TASK:
All entries below need to be written out exactly, but without their pictures.
+--
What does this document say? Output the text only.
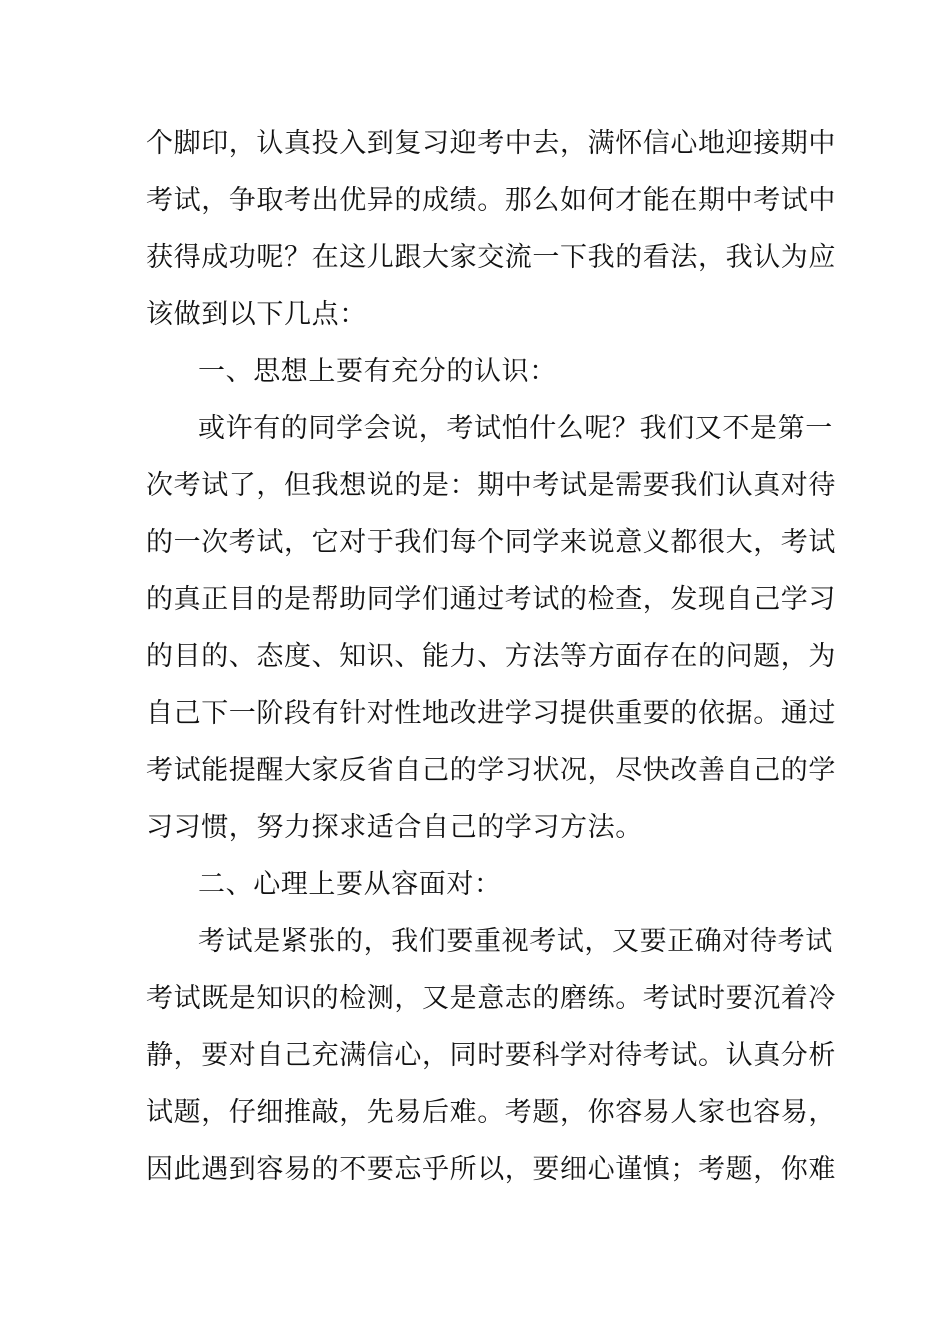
个脚印，认真投入到复习迎考中去，满怀信心地迎接期中
考试，争取考出优异的成绩。那么如何才能在期中考试中
获得成功呢？在这儿跟大家交流一下我的看法，我认为应
该做到以下几点：
一、思想上要有充分的认识：
或许有的同学会说，考试怕什么呢？我们又不是第一
次考试了，但我想说的是：期中考试是需要我们认真对待
的一次考试，它对于我们每个同学来说意义都很大，考试
的真正目的是帮助同学们通过考试的检查，发现自己学习
的目的、态度、知识、能力、方法等方面存在的问题，为
自己下一阶段有针对性地改进学习提供重要的依据。通过
考试能提醒大家反省自己的学习状况，尽快改善自己的学
习习惯，努力探求适合自己的学习方法。
二、心理上要从容面对：
考试是紧张的，我们要重视考试，又要正确对待考试
考试既是知识的检测，又是意志的磨练。考试时要沉着冷
静，要对自己充满信心，同时要科学对待考试。认真分析
试题，仔细推敲，先易后难。考题，你容易人家也容易，
因此遇到容易的不要忘乎所以，要细心谨慎；考题，你难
+--
FULL ANSWER:
What does this document say? Output the text only.
个脚印，认真投入到复习迎考中去，满怀信心地迎接期中
考试，争取考出优异的成绩。那么如何才能在期中考试中
获得成功呢？在这儿跟大家交流一下我的看法，我认为应
该做到以下几点：
一、思想上要有充分的认识：
或许有的同学会说，考试怕什么呢？我们又不是第一
次考试了，但我想说的是：期中考试是需要我们认真对待
的一次考试，它对于我们每个同学来说意义都很大，考试
的真正目的是帮助同学们通过考试的检查，发现自己学习
的目的、态度、知识、能力、方法等方面存在的问题，为
自己下一阶段有针对性地改进学习提供重要的依据。通过
考试能提醒大家反省自己的学习状况，尽快改善自己的学
习习惯，努力探求适合自己的学习方法。
二、心理上要从容面对：
考试是紧张的，我们要重视考试，又要正确对待考试
考试既是知识的检测，又是意志的磨练。考试时要沉着冷
静，要对自己充满信心，同时要科学对待考试。认真分析
试题，仔细推敲，先易后难。考题，你容易人家也容易，
因此遇到容易的不要忘乎所以，要细心谨慎；考题，你难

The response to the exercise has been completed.